# DATA TO PROCESS
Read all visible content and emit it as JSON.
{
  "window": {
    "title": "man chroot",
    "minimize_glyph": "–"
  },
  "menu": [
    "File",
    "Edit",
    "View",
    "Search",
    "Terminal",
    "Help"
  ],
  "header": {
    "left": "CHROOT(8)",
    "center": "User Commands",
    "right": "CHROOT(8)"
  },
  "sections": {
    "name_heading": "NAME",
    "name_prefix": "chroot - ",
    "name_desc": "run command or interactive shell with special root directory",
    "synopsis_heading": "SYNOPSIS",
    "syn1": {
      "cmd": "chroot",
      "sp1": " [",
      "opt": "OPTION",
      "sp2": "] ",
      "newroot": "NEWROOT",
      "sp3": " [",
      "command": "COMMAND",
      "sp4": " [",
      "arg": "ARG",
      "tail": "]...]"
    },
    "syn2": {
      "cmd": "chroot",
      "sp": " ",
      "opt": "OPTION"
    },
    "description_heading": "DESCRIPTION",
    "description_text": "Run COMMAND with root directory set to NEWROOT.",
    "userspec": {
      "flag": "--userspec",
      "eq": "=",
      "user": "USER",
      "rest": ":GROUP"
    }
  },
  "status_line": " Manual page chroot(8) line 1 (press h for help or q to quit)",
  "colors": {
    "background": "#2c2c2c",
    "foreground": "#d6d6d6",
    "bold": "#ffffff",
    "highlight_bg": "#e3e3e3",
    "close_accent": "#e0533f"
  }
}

# THE TASK
Select all lines in the listing above where the word "with" appears, and show them.

# THE SOLUTION
    "name_desc": "run command or interactive shell with special root directory",
    "description_text": "Run COMMAND with root directory set to NEWROOT.",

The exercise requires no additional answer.